• _LISTED RECORDS_:
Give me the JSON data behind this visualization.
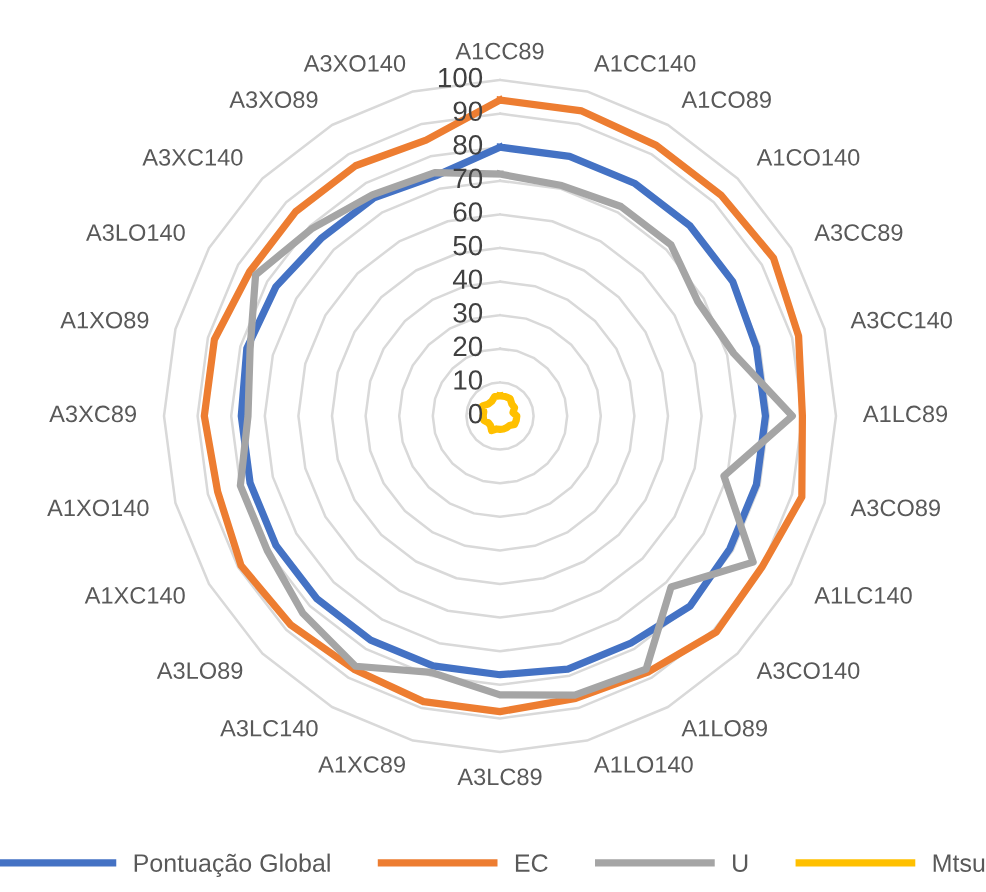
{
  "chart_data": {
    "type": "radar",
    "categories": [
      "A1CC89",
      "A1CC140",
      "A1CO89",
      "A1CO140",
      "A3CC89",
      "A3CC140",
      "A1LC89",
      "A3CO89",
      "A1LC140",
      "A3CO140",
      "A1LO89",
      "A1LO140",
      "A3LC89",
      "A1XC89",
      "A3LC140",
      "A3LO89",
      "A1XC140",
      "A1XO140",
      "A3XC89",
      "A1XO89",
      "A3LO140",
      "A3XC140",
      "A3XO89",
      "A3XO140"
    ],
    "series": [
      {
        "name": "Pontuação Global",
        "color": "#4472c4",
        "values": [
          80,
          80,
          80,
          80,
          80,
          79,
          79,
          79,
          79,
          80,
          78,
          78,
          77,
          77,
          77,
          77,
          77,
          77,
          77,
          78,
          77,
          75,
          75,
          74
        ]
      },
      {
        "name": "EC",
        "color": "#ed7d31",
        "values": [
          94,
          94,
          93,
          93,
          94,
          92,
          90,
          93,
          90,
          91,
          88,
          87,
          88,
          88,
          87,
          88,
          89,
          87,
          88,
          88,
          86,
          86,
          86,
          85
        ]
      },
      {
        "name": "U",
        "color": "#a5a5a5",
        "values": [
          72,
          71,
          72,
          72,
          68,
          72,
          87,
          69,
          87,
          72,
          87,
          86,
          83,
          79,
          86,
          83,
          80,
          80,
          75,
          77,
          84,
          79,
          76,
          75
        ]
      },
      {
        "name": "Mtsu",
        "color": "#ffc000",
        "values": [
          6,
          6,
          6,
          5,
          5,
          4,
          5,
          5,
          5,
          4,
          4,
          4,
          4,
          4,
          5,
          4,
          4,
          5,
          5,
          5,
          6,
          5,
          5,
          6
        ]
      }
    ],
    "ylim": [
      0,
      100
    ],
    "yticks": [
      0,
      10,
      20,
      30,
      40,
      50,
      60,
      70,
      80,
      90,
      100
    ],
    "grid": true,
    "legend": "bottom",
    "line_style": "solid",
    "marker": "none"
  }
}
---
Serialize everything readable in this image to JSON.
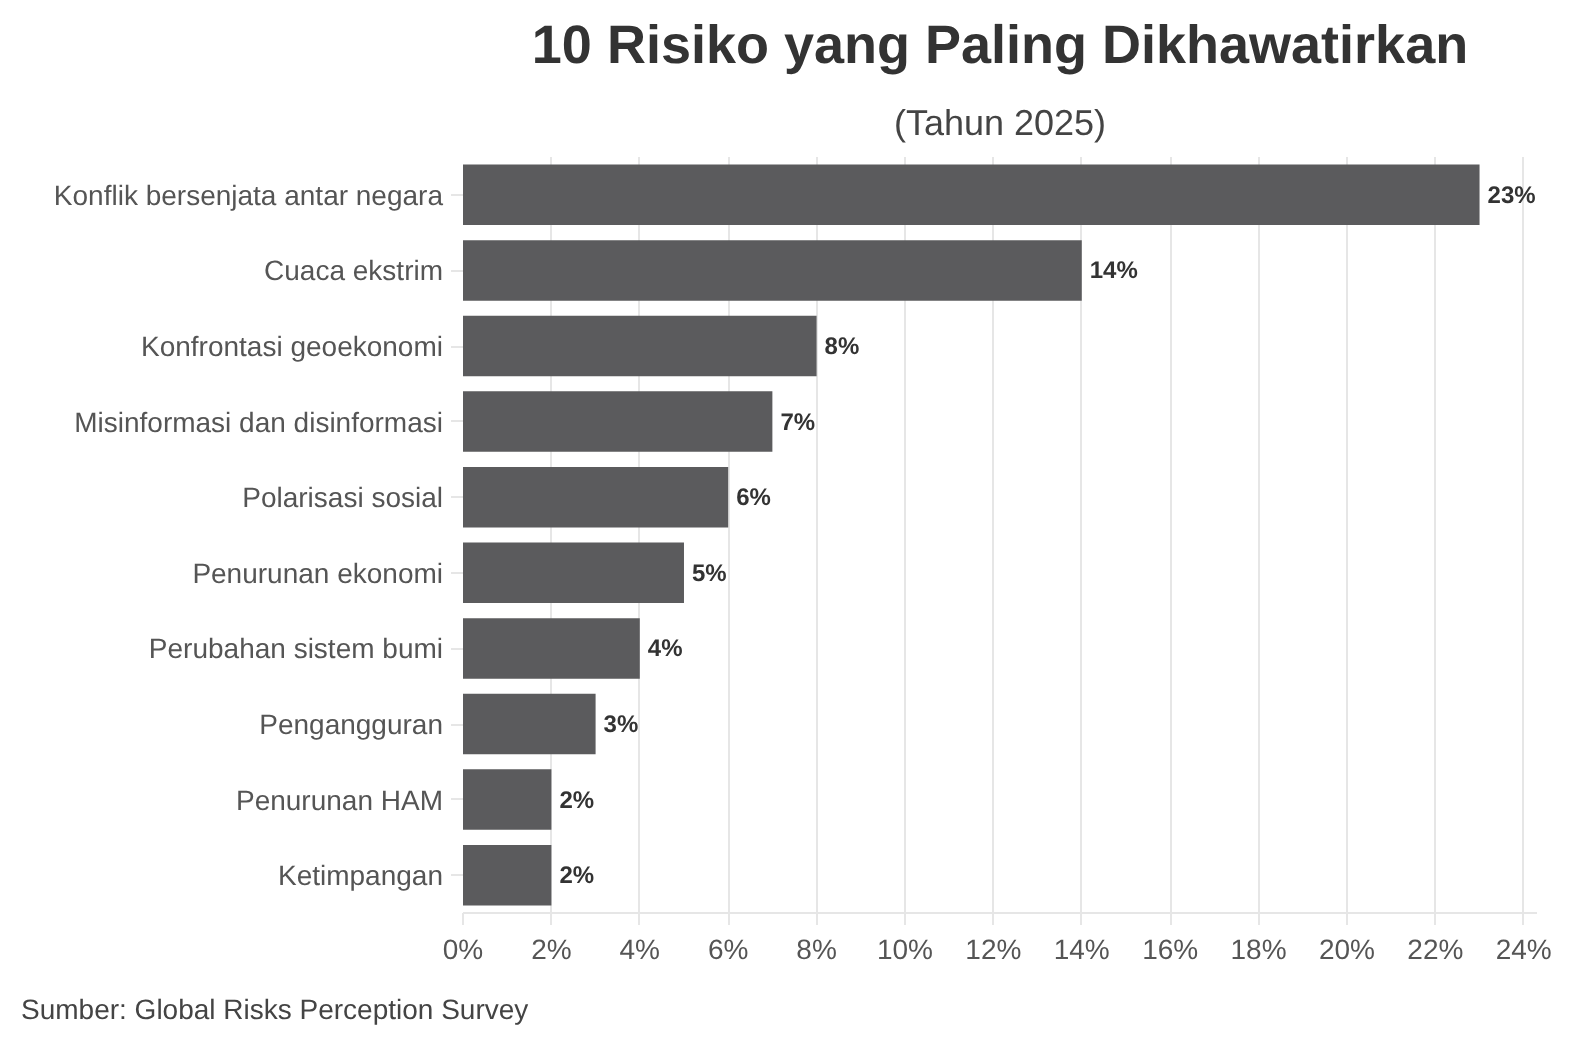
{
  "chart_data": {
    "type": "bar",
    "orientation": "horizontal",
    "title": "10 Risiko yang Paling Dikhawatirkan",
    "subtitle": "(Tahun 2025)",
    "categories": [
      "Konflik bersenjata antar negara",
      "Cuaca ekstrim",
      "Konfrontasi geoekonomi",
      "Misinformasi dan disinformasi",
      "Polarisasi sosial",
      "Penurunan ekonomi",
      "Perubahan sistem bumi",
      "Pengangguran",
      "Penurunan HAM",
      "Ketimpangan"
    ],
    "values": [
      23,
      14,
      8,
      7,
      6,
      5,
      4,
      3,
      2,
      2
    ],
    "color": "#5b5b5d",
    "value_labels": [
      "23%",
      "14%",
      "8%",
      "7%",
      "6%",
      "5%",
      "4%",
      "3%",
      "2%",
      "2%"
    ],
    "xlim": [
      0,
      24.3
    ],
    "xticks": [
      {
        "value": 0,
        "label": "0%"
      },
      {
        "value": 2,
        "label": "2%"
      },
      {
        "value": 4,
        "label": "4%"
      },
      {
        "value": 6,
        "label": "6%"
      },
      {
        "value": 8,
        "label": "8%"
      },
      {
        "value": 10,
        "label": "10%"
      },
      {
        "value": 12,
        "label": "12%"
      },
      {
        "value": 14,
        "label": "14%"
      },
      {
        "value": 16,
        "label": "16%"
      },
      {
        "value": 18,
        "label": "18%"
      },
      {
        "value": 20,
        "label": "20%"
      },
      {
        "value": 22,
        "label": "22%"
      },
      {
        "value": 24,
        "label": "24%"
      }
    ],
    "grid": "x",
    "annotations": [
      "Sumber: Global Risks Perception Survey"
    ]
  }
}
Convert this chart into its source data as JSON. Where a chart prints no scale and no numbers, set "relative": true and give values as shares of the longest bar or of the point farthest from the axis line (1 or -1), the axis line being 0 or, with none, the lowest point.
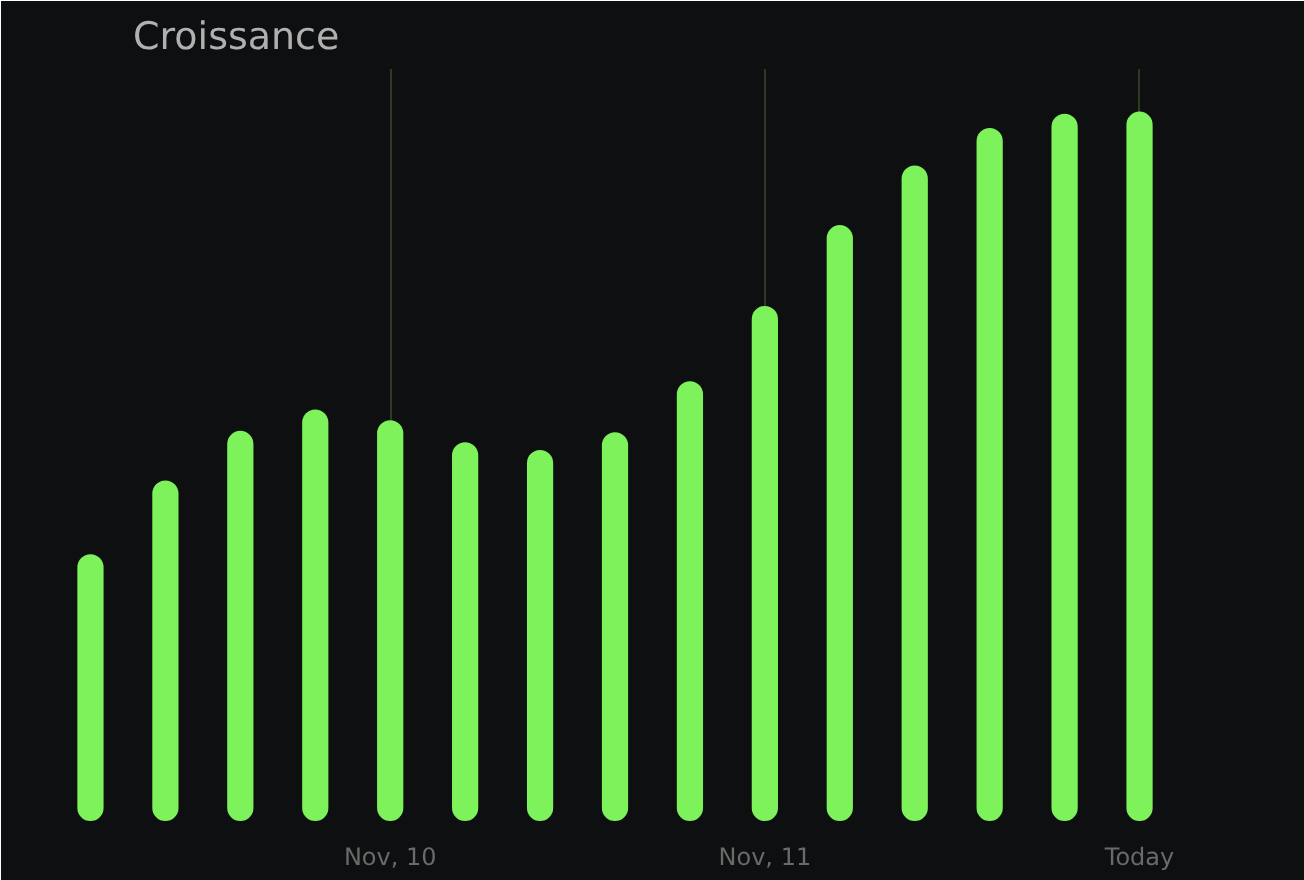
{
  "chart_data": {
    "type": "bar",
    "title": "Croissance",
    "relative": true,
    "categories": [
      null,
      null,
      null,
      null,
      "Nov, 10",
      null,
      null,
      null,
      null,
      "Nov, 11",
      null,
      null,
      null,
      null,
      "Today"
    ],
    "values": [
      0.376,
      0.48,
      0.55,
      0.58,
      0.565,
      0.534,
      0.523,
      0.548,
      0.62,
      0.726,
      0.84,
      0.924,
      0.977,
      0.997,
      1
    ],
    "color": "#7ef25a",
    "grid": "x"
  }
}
...
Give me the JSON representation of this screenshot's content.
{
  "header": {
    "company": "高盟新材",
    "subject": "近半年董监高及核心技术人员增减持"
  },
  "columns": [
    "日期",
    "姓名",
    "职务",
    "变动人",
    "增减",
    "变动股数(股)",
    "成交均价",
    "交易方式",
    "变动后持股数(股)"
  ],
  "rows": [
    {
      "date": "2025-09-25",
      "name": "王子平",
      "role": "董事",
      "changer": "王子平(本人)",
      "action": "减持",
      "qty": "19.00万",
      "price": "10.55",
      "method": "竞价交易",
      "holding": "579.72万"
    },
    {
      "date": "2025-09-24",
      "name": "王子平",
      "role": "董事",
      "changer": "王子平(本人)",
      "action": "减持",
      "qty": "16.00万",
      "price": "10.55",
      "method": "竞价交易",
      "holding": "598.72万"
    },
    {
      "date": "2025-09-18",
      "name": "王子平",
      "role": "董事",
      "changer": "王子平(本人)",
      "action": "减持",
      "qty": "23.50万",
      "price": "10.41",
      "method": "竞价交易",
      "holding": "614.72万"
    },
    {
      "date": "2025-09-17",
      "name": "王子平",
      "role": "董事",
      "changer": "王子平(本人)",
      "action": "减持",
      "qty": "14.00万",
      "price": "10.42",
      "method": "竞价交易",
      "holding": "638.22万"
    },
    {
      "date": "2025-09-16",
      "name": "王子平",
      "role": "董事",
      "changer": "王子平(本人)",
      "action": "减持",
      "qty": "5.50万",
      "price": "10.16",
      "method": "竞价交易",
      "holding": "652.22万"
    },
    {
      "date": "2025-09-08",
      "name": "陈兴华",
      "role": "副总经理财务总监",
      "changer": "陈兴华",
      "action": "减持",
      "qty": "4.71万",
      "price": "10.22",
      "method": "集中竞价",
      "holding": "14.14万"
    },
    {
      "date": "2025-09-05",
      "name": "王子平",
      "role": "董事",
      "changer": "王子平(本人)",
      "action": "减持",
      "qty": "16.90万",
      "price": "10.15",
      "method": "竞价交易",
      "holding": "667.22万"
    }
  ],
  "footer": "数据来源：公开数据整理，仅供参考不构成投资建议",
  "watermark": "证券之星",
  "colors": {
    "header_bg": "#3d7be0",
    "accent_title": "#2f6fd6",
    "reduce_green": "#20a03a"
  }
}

• _TASK REQUIREMENTS_:
Of the lines in the material above, state how many contain the string "this"; give no other text.

• _RESPONSE TO THE TASK_:
4